# [Record excerpts]
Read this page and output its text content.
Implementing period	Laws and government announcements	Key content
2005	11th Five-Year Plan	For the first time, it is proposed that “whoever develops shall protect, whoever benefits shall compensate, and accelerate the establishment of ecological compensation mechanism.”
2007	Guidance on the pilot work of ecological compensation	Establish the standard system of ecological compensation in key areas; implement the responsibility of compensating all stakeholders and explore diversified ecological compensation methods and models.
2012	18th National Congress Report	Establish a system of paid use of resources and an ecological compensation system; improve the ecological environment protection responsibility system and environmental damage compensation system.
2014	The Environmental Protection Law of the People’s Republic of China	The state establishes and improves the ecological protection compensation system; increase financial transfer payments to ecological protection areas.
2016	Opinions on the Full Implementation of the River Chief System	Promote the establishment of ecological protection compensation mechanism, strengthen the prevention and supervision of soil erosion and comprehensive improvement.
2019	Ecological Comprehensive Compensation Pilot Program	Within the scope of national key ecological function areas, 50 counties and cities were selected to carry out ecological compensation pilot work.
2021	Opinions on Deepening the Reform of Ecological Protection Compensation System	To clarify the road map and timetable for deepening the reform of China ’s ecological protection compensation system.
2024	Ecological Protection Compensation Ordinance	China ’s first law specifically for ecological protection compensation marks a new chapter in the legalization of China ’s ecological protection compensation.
* * *
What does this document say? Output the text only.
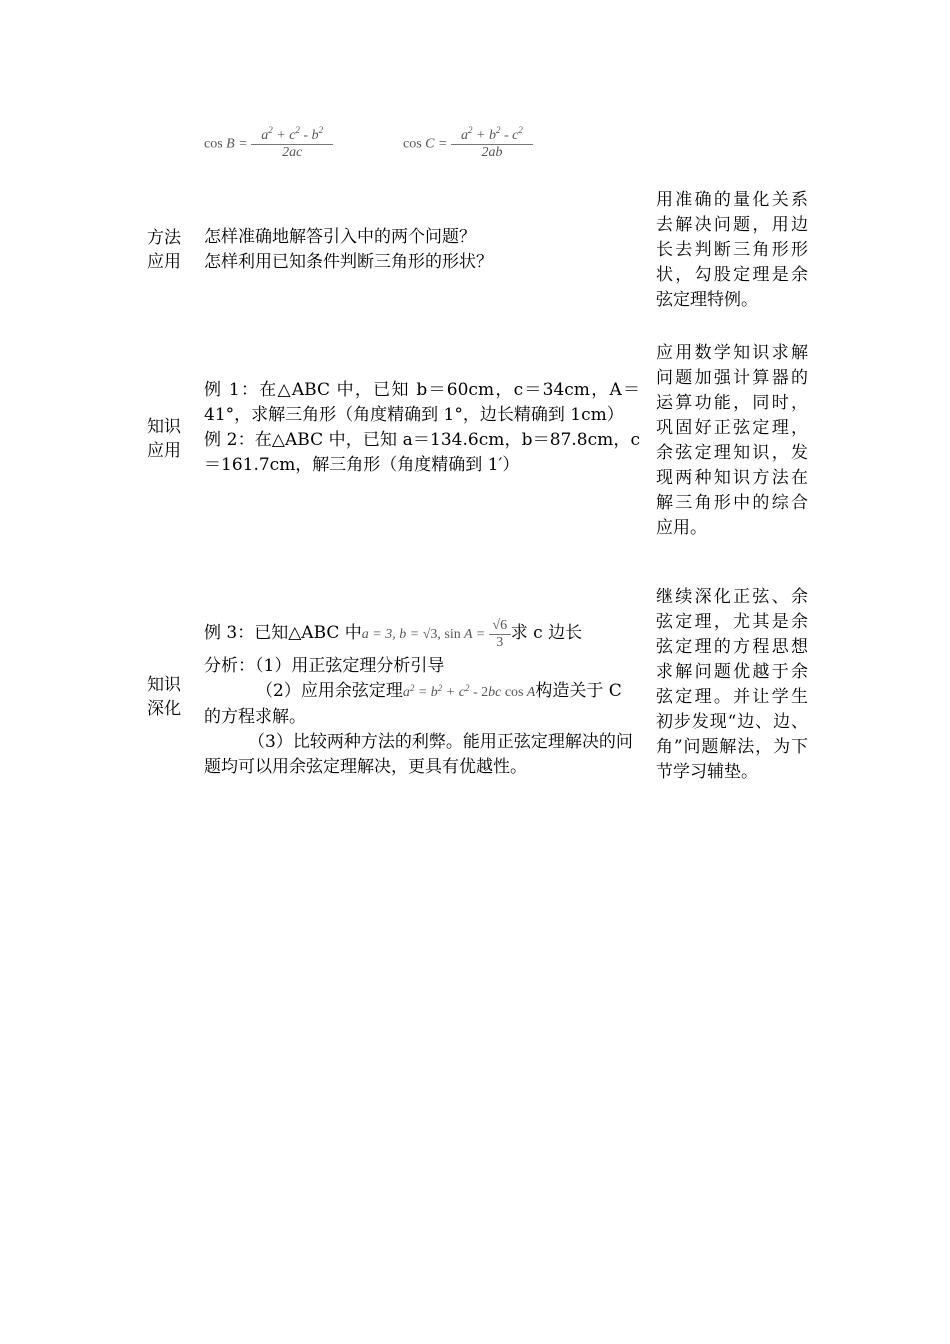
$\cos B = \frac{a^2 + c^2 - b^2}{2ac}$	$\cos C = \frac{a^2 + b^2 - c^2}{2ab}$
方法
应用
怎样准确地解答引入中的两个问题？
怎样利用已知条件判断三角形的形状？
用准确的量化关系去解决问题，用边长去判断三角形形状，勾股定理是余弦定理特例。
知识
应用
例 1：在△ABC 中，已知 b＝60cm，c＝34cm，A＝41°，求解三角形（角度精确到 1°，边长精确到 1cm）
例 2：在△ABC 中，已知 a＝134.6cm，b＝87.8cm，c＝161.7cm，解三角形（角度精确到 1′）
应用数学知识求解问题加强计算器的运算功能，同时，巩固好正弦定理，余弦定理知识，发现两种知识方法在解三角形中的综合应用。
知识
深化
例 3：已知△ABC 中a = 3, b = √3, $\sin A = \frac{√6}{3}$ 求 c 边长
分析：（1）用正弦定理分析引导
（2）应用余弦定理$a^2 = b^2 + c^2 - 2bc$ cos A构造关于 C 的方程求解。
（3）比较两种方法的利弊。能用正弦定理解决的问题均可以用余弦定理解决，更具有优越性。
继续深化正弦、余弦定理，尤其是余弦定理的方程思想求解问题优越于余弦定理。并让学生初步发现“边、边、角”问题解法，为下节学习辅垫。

# [Problem to work on]
Choose all lines containing the string "Opinions" and copy them out.

# [Output]
2016	Opinions on the Full Implementation of the River Chief System	Promote the establishment of ecological protection compensation mechanism, strengthen the prevention and supervision of soil erosion and comprehensive improvement.
2021	Opinions on Deepening the Reform of Ecological Protection Compensation System	To clarify the road map and timetable for deepening the reform of China ’s ecological protection compensation system.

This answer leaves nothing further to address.